Rewrite these lines as a Markdown table with the columns "Row" and "Line," numbering each row and leaving out any blank lines.
================================
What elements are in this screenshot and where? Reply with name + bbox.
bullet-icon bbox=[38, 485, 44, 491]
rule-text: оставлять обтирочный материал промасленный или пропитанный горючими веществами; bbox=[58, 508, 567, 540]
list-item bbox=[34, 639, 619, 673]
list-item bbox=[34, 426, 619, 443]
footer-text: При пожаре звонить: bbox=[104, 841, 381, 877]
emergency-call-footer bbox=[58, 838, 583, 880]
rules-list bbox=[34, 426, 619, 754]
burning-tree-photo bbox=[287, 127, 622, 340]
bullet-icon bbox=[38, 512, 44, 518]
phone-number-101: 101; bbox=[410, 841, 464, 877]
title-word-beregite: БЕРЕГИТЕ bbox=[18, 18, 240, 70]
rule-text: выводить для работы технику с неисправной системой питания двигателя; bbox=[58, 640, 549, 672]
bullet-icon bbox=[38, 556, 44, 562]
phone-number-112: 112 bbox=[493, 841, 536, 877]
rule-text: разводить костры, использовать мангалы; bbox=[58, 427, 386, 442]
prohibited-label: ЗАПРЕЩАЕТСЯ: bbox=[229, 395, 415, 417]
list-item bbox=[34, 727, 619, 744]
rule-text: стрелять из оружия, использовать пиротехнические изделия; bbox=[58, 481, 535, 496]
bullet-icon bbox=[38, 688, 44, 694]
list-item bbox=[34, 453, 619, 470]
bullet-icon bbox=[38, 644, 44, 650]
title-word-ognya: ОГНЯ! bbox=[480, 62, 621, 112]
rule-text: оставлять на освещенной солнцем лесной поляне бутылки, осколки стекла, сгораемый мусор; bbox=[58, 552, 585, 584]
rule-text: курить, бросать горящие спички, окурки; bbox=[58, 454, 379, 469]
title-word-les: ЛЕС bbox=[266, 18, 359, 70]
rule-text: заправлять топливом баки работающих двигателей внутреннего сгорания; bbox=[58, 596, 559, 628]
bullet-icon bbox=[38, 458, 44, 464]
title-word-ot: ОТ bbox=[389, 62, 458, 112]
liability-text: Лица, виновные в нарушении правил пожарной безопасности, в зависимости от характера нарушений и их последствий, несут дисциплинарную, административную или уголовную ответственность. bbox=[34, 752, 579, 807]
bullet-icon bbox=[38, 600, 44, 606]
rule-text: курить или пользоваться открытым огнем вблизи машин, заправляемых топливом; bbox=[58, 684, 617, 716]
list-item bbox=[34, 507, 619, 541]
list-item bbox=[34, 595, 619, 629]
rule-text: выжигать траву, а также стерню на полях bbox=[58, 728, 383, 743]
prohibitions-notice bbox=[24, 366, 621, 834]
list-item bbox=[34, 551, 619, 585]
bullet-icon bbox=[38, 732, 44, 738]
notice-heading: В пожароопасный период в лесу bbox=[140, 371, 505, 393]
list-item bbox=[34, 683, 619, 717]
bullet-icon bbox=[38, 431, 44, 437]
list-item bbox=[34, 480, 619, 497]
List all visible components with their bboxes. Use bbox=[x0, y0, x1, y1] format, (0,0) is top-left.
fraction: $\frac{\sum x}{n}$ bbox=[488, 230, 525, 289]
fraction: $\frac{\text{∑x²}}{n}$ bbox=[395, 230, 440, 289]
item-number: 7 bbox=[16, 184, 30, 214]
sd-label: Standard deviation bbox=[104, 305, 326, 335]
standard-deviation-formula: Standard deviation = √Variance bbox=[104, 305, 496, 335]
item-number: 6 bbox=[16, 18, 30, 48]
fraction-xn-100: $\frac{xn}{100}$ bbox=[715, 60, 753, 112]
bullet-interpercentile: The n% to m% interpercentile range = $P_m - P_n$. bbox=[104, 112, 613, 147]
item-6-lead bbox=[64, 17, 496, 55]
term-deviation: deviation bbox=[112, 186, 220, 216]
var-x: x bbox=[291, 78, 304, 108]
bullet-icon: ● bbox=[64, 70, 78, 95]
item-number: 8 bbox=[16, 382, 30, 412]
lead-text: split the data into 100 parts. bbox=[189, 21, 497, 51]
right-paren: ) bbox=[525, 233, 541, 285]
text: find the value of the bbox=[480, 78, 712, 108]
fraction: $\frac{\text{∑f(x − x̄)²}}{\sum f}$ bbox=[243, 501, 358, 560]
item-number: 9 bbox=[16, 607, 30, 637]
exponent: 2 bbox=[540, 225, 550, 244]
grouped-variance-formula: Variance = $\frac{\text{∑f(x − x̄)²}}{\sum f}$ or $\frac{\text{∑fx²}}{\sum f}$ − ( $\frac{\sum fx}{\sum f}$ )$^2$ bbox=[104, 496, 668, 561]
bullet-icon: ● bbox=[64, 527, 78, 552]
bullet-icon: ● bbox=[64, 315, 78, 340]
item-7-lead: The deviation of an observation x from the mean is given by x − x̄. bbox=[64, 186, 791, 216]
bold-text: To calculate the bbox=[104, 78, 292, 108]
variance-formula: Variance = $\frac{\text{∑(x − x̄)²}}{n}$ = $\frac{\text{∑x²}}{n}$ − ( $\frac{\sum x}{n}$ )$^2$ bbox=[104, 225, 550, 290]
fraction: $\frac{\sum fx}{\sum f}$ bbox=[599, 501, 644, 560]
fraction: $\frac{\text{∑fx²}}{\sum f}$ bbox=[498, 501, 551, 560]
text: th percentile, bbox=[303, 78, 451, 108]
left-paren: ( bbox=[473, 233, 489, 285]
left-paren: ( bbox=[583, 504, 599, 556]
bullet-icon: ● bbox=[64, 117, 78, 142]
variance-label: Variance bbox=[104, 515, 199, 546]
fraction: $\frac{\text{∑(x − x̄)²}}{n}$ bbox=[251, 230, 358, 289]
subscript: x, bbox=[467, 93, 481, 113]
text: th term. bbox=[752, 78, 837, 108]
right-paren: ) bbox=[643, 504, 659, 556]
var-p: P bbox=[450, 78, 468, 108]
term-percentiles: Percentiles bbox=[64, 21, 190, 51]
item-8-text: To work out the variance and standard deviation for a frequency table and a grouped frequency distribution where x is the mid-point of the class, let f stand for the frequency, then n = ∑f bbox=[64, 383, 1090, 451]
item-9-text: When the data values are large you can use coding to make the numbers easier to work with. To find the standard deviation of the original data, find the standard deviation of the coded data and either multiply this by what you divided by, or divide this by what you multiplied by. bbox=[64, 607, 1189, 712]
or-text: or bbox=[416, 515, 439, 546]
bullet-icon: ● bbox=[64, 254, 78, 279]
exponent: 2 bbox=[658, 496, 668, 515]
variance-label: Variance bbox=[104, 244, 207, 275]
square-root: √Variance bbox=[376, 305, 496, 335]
================================
RESPONSE FOR THIS EXERCISE:
| Row | Line |
|---|---|
| 1 | What elements are in this screenshot and where? Reply with name + bbox. |
| 2 | bullet-icon bbox=[38, 485, 44, 491] |
| 3 | rule-text: оставлять обтирочный материал промасленный или пропитанный горючими веществами; bbox=[58, 508, 567, 540] |
| 4 | list-item bbox=[34, 639, 619, 673] |
| 5 | list-item bbox=[34, 426, 619, 443] |
| 6 | footer-text: При пожаре звонить: bbox=[104, 841, 381, 877] |
| 7 | emergency-call-footer bbox=[58, 838, 583, 880] |
| 8 | rules-list bbox=[34, 426, 619, 754] |
| 9 | burning-tree-photo bbox=[287, 127, 622, 340] |
| 10 | bullet-icon bbox=[38, 512, 44, 518] |
| 11 | phone-number-101: 101; bbox=[410, 841, 464, 877] |
| 12 | title-word-beregite: БЕРЕГИТЕ bbox=[18, 18, 240, 70] |
| 13 | rule-text: выводить для работы технику с неисправной системой питания двигателя; bbox=[58, 640, 549, 672] |
| 14 | bullet-icon bbox=[38, 556, 44, 562] |
| 15 | phone-number-112: 112 bbox=[493, 841, 536, 877] |
| 16 | rule-text: разводить костры, использовать мангалы; bbox=[58, 427, 386, 442] |
| 17 | prohibited-label: ЗАПРЕЩАЕТСЯ: bbox=[229, 395, 415, 417] |
| 18 | list-item bbox=[34, 727, 619, 744] |
| 19 | rule-text: стрелять из оружия, использовать пиротехнические изделия; bbox=[58, 481, 535, 496] |
| 20 | bullet-icon bbox=[38, 688, 44, 694] |
| 21 | list-item bbox=[34, 453, 619, 470] |
| 22 | bullet-icon bbox=[38, 644, 44, 650] |
| 23 | title-word-ognya: ОГНЯ! bbox=[480, 62, 621, 112] |
| 24 | rule-text: оставлять на освещенной солнцем лесной поляне бутылки, осколки стекла, сгораемый мусор; bbox=[58, 552, 585, 584] |
| 25 | rule-text: курить, бросать горящие спички, окурки; bbox=[58, 454, 379, 469] |
| 26 | title-word-les: ЛЕС bbox=[266, 18, 359, 70] |
| 27 | rule-text: заправлять топливом баки работающих двигателей внутреннего сгорания; bbox=[58, 596, 559, 628] |
| 28 | bullet-icon bbox=[38, 458, 44, 464] |
| 29 | title-word-ot: ОТ bbox=[389, 62, 458, 112] |
| 30 | liability-text: Лица, виновные в нарушении правил пожарной безопасности, в зависимости от характера нарушений и их последствий, несут дисциплинарную, административную или уголовную ответственность. bbox=[34, 752, 579, 807] |
| 31 | bullet-icon bbox=[38, 600, 44, 606] |
| 32 | rule-text: курить или пользоваться открытым огнем вблизи машин, заправляемых топливом; bbox=[58, 684, 617, 716] |
| 33 | list-item bbox=[34, 507, 619, 541] |
| 34 | list-item bbox=[34, 595, 619, 629] |
| 35 | rule-text: выжигать траву, а также стерню на полях bbox=[58, 728, 383, 743] |
| 36 | prohibitions-notice bbox=[24, 366, 621, 834] |
| 37 | list-item bbox=[34, 551, 619, 585] |
| 38 | bullet-icon bbox=[38, 732, 44, 738] |
| 39 | notice-heading: В пожароопасный период в лесу bbox=[140, 371, 505, 393] |
| 40 | list-item bbox=[34, 683, 619, 717] |
| 41 | bullet-icon bbox=[38, 431, 44, 437] |
| 42 | list-item bbox=[34, 480, 619, 497] |
| 43 | List all visible components with their bboxes. Use bbox=[x0, y0, x1, y1] format, (0,0) is top-left. |
| 44 | fraction: $\frac{\sum x}{n}$ bbox=[488, 230, 525, 289] |
| 45 | fraction: $\frac{\text{∑x²}}{n}$ bbox=[395, 230, 440, 289] |
| 46 | item-number: 7 bbox=[16, 184, 30, 214] |
| 47 | sd-label: Standard deviation bbox=[104, 305, 326, 335] |
| 48 | standard-deviation-formula: Standard deviation = √Variance bbox=[104, 305, 496, 335] |
| 49 | item-number: 6 bbox=[16, 18, 30, 48] |
| 50 | fraction-xn-100: $\frac{xn}{100}$ bbox=[715, 60, 753, 112] |
| 51 | bullet-interpercentile: The n% to m% interpercentile range = $P_m - P_n$. bbox=[104, 112, 613, 147] |
| 52 | item-6-lead bbox=[64, 17, 496, 55] |
| 53 | term-deviation: deviation bbox=[112, 186, 220, 216] |
| 54 | var-x: x bbox=[291, 78, 304, 108] |
| 55 | bullet-icon: ● bbox=[64, 70, 78, 95] |
| 56 | item-number: 8 bbox=[16, 382, 30, 412] |
| 57 | lead-text: split the data into 100 parts. bbox=[189, 21, 497, 51] |
| 58 | right-paren: ) bbox=[525, 233, 541, 285] |
| 59 | text: find the value of the bbox=[480, 78, 712, 108] |
| 60 | fraction: $\frac{\text{∑f(x − x̄)²}}{\sum f}$ bbox=[243, 501, 358, 560] |
| 61 | item-number: 9 bbox=[16, 607, 30, 637] |
| 62 | exponent: 2 bbox=[540, 225, 550, 244] |
| 63 | grouped-variance-formula: Variance = $\frac{\text{∑f(x − x̄)²}}{\sum f}$ or $\frac{\text{∑fx²}}{\sum f}$ − ( $\frac{\sum fx}{\sum f}$ )$^2$ bbox=[104, 496, 668, 561] |
| 64 | bullet-icon: ● bbox=[64, 527, 78, 552] |
| 65 | bullet-icon: ● bbox=[64, 315, 78, 340] |
| 66 | item-7-lead: The deviation of an observation x from the mean is given by x − x̄. bbox=[64, 186, 791, 216] |
| 67 | bold-text: To calculate the bbox=[104, 78, 292, 108] |
| 68 | variance-formula: Variance = $\frac{\text{∑(x − x̄)²}}{n}$ = $\frac{\text{∑x²}}{n}$ − ( $\frac{\sum x}{n}$ )$^2$ bbox=[104, 225, 550, 290] |
| 69 | fraction: $\frac{\sum fx}{\sum f}$ bbox=[599, 501, 644, 560] |
| 70 | fraction: $\frac{\text{∑fx²}}{\sum f}$ bbox=[498, 501, 551, 560] |
| 71 | text: th percentile, bbox=[303, 78, 451, 108] |
| 72 | left-paren: ( bbox=[473, 233, 489, 285] |
| 73 | left-paren: ( bbox=[583, 504, 599, 556] |
| 74 | bullet-icon: ● bbox=[64, 117, 78, 142] |
| 75 | variance-label: Variance bbox=[104, 515, 199, 546] |
| 76 | fraction: $\frac{\text{∑(x − x̄)²}}{n}$ bbox=[251, 230, 358, 289] |
| 77 | subscript: x, bbox=[467, 93, 481, 113] |
| 78 | text: th term. bbox=[752, 78, 837, 108] |
| 79 | right-paren: ) bbox=[643, 504, 659, 556] |
| 80 | var-p: P bbox=[450, 78, 468, 108] |
| 81 | term-percentiles: Percentiles bbox=[64, 21, 190, 51] |
| 82 | item-8-text: To work out the variance and standard deviation for a frequency table and a grouped frequency distribution where x is the mid-point of the class, let f stand for the frequency, then n = ∑f bbox=[64, 383, 1090, 451] |
| 83 | item-9-text: When the data values are large you can use coding to make the numbers easier to work with. To find the standard deviation of the original data, find the standard deviation of the coded data and either multiply this by what you divided by, or divide this by what you multiplied by. bbox=[64, 607, 1189, 712] |
| 84 | or-text: or bbox=[416, 515, 439, 546] |
| 85 | bullet-icon: ● bbox=[64, 254, 78, 279] |
| 86 | exponent: 2 bbox=[658, 496, 668, 515] |
| 87 | variance-label: Variance bbox=[104, 244, 207, 275] |
| 88 | square-root: √Variance bbox=[376, 305, 496, 335] |